_EXERCISE OBJECTIVE_:
Gather all lines containing the string "Work" and copy them out.

--- Start of RECORDS TO PROCESS ---

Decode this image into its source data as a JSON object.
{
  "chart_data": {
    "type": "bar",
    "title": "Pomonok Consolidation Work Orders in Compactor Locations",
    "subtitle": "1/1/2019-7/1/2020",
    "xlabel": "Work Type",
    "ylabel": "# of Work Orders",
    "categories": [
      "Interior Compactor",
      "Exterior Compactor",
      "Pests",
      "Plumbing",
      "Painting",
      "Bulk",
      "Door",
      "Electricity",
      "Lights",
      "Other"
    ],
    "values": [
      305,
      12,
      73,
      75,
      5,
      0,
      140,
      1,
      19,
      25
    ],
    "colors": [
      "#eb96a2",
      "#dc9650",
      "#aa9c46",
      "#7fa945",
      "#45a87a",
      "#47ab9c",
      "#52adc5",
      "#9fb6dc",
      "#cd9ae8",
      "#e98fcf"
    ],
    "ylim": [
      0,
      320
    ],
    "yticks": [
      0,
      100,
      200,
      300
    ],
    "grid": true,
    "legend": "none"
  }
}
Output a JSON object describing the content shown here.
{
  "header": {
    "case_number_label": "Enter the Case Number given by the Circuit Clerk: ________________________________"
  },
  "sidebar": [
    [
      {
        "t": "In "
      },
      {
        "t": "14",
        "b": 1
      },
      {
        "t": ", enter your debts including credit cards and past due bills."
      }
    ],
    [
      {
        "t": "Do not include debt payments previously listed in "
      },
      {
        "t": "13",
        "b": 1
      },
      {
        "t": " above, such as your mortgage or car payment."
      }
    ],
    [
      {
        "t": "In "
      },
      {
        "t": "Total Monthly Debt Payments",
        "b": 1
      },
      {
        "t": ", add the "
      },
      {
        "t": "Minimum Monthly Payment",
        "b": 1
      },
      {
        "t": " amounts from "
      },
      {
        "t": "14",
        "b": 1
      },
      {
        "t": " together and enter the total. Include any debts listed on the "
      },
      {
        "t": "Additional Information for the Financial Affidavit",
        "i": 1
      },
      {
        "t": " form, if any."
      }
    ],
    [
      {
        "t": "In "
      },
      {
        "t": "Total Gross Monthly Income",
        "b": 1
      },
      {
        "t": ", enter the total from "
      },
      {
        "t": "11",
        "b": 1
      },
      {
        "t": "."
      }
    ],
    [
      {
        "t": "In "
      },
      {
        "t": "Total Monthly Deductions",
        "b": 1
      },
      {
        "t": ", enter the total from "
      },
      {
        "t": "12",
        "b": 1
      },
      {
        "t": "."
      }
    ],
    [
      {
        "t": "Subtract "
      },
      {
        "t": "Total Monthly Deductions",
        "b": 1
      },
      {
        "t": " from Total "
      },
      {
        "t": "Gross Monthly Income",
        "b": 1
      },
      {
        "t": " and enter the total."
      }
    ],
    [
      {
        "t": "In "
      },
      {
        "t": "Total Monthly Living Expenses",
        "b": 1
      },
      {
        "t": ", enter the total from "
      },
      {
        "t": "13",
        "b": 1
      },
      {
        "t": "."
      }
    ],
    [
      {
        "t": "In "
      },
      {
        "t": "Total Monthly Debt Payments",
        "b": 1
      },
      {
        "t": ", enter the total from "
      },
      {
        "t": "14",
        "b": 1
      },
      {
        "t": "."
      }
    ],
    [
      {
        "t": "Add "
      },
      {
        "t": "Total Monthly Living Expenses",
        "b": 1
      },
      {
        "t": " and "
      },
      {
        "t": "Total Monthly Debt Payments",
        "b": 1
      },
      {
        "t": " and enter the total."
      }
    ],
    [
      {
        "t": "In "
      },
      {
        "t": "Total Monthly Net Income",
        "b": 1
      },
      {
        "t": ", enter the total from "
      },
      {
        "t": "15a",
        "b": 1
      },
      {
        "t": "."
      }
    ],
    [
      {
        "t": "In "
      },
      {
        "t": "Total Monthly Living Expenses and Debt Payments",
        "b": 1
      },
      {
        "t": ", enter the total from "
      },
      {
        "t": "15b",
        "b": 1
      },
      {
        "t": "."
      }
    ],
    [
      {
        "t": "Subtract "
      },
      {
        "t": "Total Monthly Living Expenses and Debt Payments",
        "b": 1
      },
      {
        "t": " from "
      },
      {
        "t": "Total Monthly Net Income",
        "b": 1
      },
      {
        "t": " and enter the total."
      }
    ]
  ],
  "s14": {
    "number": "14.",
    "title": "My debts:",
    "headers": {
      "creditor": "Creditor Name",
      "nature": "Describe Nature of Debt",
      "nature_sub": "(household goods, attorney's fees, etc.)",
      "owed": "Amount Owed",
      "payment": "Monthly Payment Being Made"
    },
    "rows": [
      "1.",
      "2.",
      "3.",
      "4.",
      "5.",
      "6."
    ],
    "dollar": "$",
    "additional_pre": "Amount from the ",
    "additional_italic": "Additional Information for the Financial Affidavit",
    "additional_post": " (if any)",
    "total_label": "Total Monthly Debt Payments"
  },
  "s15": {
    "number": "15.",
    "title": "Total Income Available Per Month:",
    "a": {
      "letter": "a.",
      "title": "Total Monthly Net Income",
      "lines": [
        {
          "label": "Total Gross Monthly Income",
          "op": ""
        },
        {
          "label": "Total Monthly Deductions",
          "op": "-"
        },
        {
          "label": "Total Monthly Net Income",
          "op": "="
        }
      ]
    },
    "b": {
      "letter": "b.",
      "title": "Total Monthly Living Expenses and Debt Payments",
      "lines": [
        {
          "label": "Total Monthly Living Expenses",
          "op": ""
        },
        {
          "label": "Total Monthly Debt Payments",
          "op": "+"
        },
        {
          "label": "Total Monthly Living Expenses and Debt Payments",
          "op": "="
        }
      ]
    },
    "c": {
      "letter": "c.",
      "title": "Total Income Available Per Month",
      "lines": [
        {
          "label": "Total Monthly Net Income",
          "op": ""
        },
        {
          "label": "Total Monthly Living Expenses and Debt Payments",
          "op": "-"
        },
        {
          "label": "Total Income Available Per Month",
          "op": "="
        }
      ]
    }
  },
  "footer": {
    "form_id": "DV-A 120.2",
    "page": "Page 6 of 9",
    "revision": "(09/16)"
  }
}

--- End of RECORDS TO PROCESS ---

_EXPECTED ANSWER_:
    "title": "Pomonok Consolidation Work Orders in Compactor Locations",
    "xlabel": "Work Type",
    "ylabel": "# of Work Orders",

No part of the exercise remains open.